Entries taken from a collection:
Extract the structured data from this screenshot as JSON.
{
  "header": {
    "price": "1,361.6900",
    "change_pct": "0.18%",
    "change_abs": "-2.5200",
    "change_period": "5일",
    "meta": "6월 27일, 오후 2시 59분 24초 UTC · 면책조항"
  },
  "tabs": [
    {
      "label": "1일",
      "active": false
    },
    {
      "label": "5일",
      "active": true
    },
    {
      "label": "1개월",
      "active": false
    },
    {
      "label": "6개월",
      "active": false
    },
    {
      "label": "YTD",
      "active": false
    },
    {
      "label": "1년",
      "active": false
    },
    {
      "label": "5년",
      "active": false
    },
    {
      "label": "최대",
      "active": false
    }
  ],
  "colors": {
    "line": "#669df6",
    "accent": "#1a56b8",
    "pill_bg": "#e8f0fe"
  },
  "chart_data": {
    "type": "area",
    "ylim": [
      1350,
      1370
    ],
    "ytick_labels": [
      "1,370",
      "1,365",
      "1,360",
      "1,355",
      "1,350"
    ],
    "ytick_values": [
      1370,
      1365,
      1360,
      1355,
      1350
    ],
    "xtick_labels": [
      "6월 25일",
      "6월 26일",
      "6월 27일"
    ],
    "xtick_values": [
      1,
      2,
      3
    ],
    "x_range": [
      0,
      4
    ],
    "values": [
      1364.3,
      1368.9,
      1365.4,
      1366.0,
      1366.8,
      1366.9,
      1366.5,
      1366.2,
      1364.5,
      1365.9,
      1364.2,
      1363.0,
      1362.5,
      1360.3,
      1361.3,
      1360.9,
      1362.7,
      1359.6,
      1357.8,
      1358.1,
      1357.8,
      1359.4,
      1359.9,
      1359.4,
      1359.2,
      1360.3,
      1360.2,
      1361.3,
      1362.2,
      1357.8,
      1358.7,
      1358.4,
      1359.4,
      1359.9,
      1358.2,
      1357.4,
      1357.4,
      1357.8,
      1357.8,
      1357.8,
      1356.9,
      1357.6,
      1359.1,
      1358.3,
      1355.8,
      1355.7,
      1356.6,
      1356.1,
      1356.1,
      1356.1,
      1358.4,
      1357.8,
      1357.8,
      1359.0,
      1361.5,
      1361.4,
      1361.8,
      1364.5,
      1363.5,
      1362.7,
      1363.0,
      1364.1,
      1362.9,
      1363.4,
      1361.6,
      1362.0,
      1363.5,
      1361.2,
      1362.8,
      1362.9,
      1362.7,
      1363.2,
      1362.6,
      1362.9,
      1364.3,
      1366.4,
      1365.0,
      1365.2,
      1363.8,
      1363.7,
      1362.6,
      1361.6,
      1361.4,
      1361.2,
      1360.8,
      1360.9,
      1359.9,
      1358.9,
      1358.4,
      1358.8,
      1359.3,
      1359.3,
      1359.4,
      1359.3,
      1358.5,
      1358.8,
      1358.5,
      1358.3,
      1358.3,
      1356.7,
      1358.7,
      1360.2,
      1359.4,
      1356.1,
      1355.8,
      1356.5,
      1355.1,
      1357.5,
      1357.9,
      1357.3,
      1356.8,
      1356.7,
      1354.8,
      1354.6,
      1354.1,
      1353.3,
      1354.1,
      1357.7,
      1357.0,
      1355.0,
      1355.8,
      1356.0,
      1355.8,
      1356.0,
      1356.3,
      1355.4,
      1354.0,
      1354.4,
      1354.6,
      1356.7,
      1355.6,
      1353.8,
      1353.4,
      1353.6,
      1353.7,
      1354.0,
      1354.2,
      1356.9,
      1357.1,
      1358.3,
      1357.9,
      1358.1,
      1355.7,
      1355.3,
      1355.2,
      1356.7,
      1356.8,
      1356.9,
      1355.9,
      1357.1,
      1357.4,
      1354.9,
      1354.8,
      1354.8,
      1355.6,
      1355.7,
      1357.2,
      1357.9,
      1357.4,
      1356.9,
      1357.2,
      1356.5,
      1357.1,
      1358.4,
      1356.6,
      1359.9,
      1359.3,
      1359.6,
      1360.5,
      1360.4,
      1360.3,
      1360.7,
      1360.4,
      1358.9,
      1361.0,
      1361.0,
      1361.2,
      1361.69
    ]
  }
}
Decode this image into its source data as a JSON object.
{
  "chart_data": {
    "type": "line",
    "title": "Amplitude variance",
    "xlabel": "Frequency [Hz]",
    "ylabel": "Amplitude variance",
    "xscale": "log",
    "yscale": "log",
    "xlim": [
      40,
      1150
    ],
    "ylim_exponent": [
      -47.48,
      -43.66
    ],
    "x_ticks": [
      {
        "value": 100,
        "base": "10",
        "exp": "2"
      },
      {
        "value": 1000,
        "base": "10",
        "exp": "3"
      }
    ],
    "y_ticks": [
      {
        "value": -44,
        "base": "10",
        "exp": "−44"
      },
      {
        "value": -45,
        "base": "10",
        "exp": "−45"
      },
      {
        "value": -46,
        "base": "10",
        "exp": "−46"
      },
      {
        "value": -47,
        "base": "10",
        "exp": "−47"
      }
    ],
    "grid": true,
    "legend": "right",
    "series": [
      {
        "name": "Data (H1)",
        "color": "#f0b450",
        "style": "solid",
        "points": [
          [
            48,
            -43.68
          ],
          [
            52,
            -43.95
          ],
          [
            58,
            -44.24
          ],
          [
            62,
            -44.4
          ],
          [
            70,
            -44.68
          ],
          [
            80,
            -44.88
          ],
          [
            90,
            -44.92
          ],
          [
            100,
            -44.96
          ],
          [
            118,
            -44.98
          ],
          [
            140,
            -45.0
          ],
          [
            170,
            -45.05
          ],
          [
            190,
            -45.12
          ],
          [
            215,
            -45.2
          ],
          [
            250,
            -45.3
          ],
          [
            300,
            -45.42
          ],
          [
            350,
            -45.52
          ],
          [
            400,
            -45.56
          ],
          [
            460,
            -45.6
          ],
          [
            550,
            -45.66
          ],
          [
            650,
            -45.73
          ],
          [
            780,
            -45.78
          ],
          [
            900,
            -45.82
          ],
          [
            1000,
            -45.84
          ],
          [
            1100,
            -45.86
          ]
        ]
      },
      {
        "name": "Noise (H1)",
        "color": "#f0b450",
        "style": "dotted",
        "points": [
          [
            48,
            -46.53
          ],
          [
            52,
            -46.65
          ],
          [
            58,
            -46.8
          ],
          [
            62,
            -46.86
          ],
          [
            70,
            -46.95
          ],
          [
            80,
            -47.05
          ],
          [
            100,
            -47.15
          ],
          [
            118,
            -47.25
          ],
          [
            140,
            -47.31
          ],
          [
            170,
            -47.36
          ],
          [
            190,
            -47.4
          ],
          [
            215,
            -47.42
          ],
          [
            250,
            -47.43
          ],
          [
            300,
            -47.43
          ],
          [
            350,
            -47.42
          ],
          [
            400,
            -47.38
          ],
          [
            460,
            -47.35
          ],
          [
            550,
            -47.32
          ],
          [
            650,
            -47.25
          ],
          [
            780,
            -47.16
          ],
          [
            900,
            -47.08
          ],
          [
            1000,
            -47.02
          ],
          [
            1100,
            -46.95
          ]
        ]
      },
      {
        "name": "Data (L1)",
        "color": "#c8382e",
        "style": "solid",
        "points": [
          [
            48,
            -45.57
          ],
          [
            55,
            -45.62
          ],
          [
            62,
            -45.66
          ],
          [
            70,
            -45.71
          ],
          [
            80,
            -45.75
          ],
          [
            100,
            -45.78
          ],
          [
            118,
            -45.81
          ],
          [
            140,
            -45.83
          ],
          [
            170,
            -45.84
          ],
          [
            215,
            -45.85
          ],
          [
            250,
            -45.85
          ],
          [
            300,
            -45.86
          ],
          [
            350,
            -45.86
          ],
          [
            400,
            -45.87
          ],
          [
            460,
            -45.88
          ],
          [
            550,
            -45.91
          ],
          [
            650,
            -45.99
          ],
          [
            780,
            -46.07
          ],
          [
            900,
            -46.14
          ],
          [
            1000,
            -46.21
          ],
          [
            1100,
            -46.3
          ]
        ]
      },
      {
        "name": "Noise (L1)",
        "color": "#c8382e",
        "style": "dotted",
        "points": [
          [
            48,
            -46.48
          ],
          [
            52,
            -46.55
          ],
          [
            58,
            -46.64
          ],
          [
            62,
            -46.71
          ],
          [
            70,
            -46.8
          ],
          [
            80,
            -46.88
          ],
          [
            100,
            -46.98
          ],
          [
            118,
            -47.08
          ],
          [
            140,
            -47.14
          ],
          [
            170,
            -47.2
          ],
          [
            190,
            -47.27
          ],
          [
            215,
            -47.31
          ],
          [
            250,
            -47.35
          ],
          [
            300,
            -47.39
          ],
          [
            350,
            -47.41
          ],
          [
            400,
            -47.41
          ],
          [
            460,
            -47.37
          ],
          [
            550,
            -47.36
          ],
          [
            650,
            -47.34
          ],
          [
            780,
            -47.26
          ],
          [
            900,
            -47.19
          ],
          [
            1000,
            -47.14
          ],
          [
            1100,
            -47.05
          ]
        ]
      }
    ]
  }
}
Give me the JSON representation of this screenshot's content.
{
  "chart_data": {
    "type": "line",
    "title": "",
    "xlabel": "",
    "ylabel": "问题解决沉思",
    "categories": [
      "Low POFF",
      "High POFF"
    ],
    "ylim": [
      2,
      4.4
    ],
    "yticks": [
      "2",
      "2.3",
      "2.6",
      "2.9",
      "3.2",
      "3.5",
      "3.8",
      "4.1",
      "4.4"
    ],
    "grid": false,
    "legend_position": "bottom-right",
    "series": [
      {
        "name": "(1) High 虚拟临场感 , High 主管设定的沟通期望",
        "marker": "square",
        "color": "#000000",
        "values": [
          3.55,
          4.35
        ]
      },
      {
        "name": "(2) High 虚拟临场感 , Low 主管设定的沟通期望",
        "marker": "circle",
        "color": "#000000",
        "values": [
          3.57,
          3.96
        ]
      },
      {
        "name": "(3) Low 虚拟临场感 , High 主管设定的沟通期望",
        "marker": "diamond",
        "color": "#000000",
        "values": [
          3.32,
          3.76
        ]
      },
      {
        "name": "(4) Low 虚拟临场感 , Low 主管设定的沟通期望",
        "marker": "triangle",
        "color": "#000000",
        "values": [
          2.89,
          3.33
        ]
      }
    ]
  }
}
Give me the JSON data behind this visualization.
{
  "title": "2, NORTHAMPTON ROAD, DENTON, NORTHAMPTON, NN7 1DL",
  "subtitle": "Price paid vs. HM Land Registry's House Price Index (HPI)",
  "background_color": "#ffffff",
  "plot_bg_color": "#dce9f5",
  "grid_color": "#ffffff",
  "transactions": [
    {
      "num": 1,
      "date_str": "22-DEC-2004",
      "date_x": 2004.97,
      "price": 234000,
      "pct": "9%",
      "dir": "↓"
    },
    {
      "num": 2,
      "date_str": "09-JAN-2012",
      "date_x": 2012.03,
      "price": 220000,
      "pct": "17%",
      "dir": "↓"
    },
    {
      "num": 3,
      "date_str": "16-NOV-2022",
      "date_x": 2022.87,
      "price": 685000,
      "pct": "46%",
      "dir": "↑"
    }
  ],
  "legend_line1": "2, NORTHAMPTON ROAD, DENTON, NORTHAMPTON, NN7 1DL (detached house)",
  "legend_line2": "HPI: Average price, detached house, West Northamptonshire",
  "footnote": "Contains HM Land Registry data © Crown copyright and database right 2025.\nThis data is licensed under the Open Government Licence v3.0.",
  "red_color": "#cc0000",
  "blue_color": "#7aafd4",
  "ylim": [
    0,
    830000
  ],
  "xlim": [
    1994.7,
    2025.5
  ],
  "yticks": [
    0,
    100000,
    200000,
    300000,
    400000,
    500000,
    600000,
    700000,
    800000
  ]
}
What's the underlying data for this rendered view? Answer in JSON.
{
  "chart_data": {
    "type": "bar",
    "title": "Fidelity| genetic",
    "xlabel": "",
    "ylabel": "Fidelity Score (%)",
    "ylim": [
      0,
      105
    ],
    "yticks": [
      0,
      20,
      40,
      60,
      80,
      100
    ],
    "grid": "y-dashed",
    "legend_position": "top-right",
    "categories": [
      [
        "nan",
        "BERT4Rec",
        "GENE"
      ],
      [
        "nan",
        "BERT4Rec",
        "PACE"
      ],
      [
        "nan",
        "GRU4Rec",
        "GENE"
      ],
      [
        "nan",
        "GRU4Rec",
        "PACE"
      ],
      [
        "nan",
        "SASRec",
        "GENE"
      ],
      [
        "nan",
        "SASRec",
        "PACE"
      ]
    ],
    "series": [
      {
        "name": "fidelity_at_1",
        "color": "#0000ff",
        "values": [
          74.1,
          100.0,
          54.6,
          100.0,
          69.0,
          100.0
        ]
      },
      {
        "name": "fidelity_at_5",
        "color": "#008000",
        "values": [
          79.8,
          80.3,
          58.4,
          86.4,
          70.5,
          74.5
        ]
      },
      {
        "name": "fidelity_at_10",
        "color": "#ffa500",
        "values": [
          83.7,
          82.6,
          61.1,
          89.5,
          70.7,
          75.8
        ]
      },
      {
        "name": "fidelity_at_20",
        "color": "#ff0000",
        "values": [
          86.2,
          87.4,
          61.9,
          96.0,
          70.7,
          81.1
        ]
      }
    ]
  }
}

• GIVEN INSTRUCTION: Report how many lines hold the string "ylabel", giving the number and nothing else.

• ANSWER TO THIS TASK: 3